■ TASK ■
Convert each entry below into a JSON list of strings with one string per line, leaving out blank lines.
---+---
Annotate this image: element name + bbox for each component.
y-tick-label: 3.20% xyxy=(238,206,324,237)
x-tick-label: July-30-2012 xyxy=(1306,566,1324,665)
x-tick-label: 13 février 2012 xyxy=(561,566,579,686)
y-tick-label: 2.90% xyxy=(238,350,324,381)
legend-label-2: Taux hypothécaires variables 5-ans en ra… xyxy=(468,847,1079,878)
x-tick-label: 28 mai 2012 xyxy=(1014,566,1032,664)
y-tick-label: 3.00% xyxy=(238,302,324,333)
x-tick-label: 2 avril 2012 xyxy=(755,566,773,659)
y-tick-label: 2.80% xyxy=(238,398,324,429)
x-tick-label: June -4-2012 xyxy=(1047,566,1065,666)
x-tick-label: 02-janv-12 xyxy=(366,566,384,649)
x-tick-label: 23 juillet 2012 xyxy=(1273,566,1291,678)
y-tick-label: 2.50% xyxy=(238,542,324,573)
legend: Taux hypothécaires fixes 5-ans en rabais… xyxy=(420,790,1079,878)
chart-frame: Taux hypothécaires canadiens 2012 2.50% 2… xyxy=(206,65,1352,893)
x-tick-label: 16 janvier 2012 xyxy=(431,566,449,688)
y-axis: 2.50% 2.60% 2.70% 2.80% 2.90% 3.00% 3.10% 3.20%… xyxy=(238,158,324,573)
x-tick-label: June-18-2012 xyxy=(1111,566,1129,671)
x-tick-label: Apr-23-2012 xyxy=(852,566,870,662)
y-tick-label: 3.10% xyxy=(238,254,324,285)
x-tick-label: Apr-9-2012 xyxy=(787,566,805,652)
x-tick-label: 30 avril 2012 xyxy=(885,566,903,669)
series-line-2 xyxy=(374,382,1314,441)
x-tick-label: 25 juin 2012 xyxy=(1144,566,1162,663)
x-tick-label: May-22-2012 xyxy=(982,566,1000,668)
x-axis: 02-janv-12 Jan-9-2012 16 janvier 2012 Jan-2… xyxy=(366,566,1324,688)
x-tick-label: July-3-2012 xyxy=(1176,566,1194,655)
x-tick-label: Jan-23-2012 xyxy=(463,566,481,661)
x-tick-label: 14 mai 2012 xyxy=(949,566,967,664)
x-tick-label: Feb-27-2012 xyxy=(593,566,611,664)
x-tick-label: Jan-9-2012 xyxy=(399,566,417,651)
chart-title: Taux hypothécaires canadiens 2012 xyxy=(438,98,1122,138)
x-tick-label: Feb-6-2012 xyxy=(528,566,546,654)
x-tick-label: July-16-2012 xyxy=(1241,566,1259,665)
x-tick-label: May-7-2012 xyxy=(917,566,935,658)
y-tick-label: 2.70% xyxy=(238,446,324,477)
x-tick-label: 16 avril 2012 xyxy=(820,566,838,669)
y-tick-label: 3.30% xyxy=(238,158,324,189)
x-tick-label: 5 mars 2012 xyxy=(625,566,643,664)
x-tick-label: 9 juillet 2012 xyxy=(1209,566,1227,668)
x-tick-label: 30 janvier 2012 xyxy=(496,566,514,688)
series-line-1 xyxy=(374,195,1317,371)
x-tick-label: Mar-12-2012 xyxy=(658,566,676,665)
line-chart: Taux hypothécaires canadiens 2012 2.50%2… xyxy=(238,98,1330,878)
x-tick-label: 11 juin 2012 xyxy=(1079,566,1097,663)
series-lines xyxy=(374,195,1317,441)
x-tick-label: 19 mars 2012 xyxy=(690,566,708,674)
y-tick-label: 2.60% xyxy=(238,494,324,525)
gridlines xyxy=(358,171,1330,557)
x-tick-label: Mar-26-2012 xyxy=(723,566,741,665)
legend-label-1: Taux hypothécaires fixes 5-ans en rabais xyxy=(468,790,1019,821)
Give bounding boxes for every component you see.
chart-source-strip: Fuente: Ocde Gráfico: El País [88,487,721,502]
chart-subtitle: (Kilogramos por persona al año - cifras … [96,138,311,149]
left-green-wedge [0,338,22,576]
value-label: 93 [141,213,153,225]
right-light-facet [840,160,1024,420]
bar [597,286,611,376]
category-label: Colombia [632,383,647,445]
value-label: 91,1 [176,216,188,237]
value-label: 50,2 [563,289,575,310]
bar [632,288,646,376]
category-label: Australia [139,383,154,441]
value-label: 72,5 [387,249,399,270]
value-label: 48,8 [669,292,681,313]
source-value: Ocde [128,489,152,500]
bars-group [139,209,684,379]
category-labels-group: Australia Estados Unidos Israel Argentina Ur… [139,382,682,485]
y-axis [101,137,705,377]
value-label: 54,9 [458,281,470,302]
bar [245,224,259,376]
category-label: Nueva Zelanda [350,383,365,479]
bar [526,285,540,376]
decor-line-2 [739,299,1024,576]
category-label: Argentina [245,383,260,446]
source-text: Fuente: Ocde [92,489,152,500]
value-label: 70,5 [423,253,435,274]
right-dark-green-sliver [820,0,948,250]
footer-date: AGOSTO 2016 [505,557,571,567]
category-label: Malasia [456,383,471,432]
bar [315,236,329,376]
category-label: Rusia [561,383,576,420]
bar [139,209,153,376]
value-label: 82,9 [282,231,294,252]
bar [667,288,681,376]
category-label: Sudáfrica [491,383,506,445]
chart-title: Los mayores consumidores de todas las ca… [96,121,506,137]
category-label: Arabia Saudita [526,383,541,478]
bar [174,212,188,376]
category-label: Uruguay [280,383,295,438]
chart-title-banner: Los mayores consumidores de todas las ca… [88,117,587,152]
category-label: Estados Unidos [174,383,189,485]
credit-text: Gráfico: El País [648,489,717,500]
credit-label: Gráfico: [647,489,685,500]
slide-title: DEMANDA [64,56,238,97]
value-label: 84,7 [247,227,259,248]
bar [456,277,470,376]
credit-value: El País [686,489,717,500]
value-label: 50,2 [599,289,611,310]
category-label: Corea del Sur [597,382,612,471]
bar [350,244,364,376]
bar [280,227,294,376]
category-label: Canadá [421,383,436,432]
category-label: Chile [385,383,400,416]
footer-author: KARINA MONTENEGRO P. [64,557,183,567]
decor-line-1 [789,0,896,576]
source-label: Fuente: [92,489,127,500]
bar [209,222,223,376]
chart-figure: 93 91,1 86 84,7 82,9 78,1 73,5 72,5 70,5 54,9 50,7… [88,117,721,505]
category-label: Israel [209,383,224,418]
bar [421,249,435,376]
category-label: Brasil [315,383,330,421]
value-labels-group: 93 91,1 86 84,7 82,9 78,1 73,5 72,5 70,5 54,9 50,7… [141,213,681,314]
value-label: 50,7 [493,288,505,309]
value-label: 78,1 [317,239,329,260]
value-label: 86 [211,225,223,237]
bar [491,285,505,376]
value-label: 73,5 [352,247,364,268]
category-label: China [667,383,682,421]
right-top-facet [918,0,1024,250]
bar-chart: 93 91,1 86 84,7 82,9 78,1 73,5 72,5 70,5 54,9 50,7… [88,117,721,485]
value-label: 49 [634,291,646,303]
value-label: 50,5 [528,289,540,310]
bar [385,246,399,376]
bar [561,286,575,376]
---+---
■ FULL ANSWER ■
[
  "Annotate this image: element name + bbox for each component.",
  "y-tick-label: 3.20% xyxy=(238,206,324,237)",
  "x-tick-label: July-30-2012 xyxy=(1306,566,1324,665)",
  "x-tick-label: 13 février 2012 xyxy=(561,566,579,686)",
  "y-tick-label: 2.90% xyxy=(238,350,324,381)",
  "legend-label-2: Taux hypothécaires variables 5-ans en ra… xyxy=(468,847,1079,878)",
  "x-tick-label: 28 mai 2012 xyxy=(1014,566,1032,664)",
  "y-tick-label: 3.00% xyxy=(238,302,324,333)",
  "x-tick-label: 2 avril 2012 xyxy=(755,566,773,659)",
  "y-tick-label: 2.80% xyxy=(238,398,324,429)",
  "x-tick-label: June -4-2012 xyxy=(1047,566,1065,666)",
  "x-tick-label: 02-janv-12 xyxy=(366,566,384,649)",
  "x-tick-label: 23 juillet 2012 xyxy=(1273,566,1291,678)",
  "y-tick-label: 2.50% xyxy=(238,542,324,573)",
  "legend: Taux hypothécaires fixes 5-ans en rabais… xyxy=(420,790,1079,878)",
  "chart-frame: Taux hypothécaires canadiens 2012 2.50% 2… xyxy=(206,65,1352,893)",
  "x-tick-label: 16 janvier 2012 xyxy=(431,566,449,688)",
  "y-axis: 2.50% 2.60% 2.70% 2.80% 2.90% 3.00% 3.10% 3.20%… xyxy=(238,158,324,573)",
  "x-tick-label: June-18-2012 xyxy=(1111,566,1129,671)",
  "x-tick-label: Apr-23-2012 xyxy=(852,566,870,662)",
  "y-tick-label: 3.10% xyxy=(238,254,324,285)",
  "x-tick-label: Apr-9-2012 xyxy=(787,566,805,652)",
  "x-tick-label: 30 avril 2012 xyxy=(885,566,903,669)",
  "series-line-2 xyxy=(374,382,1314,441)",
  "x-tick-label: 25 juin 2012 xyxy=(1144,566,1162,663)",
  "x-tick-label: May-22-2012 xyxy=(982,566,1000,668)",
  "x-axis: 02-janv-12 Jan-9-2012 16 janvier 2012 Jan-2… xyxy=(366,566,1324,688)",
  "x-tick-label: July-3-2012 xyxy=(1176,566,1194,655)",
  "x-tick-label: Jan-23-2012 xyxy=(463,566,481,661)",
  "x-tick-label: 14 mai 2012 xyxy=(949,566,967,664)",
  "x-tick-label: Feb-27-2012 xyxy=(593,566,611,664)",
  "x-tick-label: Jan-9-2012 xyxy=(399,566,417,651)",
  "chart-title: Taux hypothécaires canadiens 2012 xyxy=(438,98,1122,138)",
  "x-tick-label: Feb-6-2012 xyxy=(528,566,546,654)",
  "x-tick-label: July-16-2012 xyxy=(1241,566,1259,665)",
  "x-tick-label: May-7-2012 xyxy=(917,566,935,658)",
  "y-tick-label: 2.70% xyxy=(238,446,324,477)",
  "x-tick-label: 16 avril 2012 xyxy=(820,566,838,669)",
  "y-tick-label: 3.30% xyxy=(238,158,324,189)",
  "x-tick-label: 5 mars 2012 xyxy=(625,566,643,664)",
  "x-tick-label: 9 juillet 2012 xyxy=(1209,566,1227,668)",
  "x-tick-label: 30 janvier 2012 xyxy=(496,566,514,688)",
  "series-line-1 xyxy=(374,195,1317,371)",
  "x-tick-label: Mar-12-2012 xyxy=(658,566,676,665)",
  "line-chart: Taux hypothécaires canadiens 2012 2.50%2… xyxy=(238,98,1330,878)",
  "x-tick-label: 11 juin 2012 xyxy=(1079,566,1097,663)",
  "series-lines xyxy=(374,195,1317,441)",
  "x-tick-label: 19 mars 2012 xyxy=(690,566,708,674)",
  "y-tick-label: 2.60% xyxy=(238,494,324,525)",
  "gridlines xyxy=(358,171,1330,557)",
  "x-tick-label: Mar-26-2012 xyxy=(723,566,741,665)",
  "legend-label-1: Taux hypothécaires fixes 5-ans en rabais xyxy=(468,790,1019,821)",
  "Give bounding boxes for every component you see.",
  "chart-source-strip: Fuente: Ocde Gráfico: El País [88,487,721,502]",
  "chart-subtitle: (Kilogramos por persona al año - cifras … [96,138,311,149]",
  "left-green-wedge [0,338,22,576]",
  "value-label: 93 [141,213,153,225]",
  "right-light-facet [840,160,1024,420]",
  "bar [597,286,611,376]",
  "category-label: Colombia [632,383,647,445]",
  "value-label: 91,1 [176,216,188,237]",
  "value-label: 50,2 [563,289,575,310]",
  "bar [632,288,646,376]",
  "category-label: Australia [139,383,154,441]",
  "value-label: 72,5 [387,249,399,270]",
  "value-label: 48,8 [669,292,681,313]",
  "source-value: Ocde [128,489,152,500]",
  "bars-group [139,209,684,379]",
  "category-labels-group: Australia Estados Unidos Israel Argentina Ur… [139,382,682,485]",
  "y-axis [101,137,705,377]",
  "value-label: 54,9 [458,281,470,302]",
  "bar [245,224,259,376]",
  "category-label: Nueva Zelanda [350,383,365,479]",
  "bar [526,285,540,376]",
  "decor-line-2 [739,299,1024,576]",
  "category-label: Argentina [245,383,260,446]",
  "source-text: Fuente: Ocde [92,489,152,500]",
  "value-label: 70,5 [423,253,435,274]",
  "right-dark-green-sliver [820,0,948,250]",
  "footer-date: AGOSTO 2016 [505,557,571,567]",
  "category-label: Malasia [456,383,471,432]",
  "bar [315,236,329,376]",
  "category-label: Rusia [561,383,576,420]",
  "bar [139,209,153,376]",
  "value-label: 82,9 [282,231,294,252]",
  "bar [667,288,681,376]",
  "category-label: Sudáfrica [491,383,506,445]",
  "chart-title: Los mayores consumidores de todas las ca… [96,121,506,137]",
  "category-label: Arabia Saudita [526,383,541,478]",
  "bar [174,212,188,376]",
  "category-label: Uruguay [280,383,295,438]",
  "chart-title-banner: Los mayores consumidores de todas las ca… [88,117,587,152]",
  "category-label: Estados Unidos [174,383,189,485]",
  "credit-text: Gráfico: El País [648,489,717,500]",
  "credit-label: Gráfico: [647,489,685,500]",
  "slide-title: DEMANDA [64,56,238,97]",
  "value-label: 84,7 [247,227,259,248]",
  "bar [456,277,470,376]",
  "credit-value: El País [686,489,717,500]",
  "value-label: 50,2 [599,289,611,310]",
  "category-label: Corea del Sur [597,382,612,471]",
  "bar [350,244,364,376]",
  "bar [280,227,294,376]",
  "category-label: Canadá [421,383,436,432]",
  "category-label: Chile [385,383,400,416]",
  "footer-author: KARINA MONTENEGRO P. [64,557,183,567]",
  "decor-line-1 [789,0,896,576]",
  "source-label: Fuente: [92,489,127,500]",
  "bar [209,222,223,376]",
  "chart-figure: 93 91,1 86 84,7 82,9 78,1 73,5 72,5 70,5 54,9 50,7… [88,117,721,505]",
  "category-label: Israel [209,383,224,418]",
  "bar [421,249,435,376]",
  "category-label: Brasil [315,383,330,421]",
  "value-labels-group: 93 91,1 86 84,7 82,9 78,1 73,5 72,5 70,5 54,9 50,7… [141,213,681,314]",
  "value-label: 50,7 [493,288,505,309]",
  "value-label: 78,1 [317,239,329,260]",
  "value-label: 86 [211,225,223,237]",
  "bar [491,285,505,376]",
  "value-label: 73,5 [352,247,364,268]",
  "category-label: China [667,383,682,421]",
  "right-top-facet [918,0,1024,250]",
  "bar-chart: 93 91,1 86 84,7 82,9 78,1 73,5 72,5 70,5 54,9 50,7… [88,117,721,485]",
  "value-label: 49 [634,291,646,303]",
  "value-label: 50,5 [528,289,540,310]",
  "bar [385,246,399,376]",
  "bar [561,286,575,376]"
]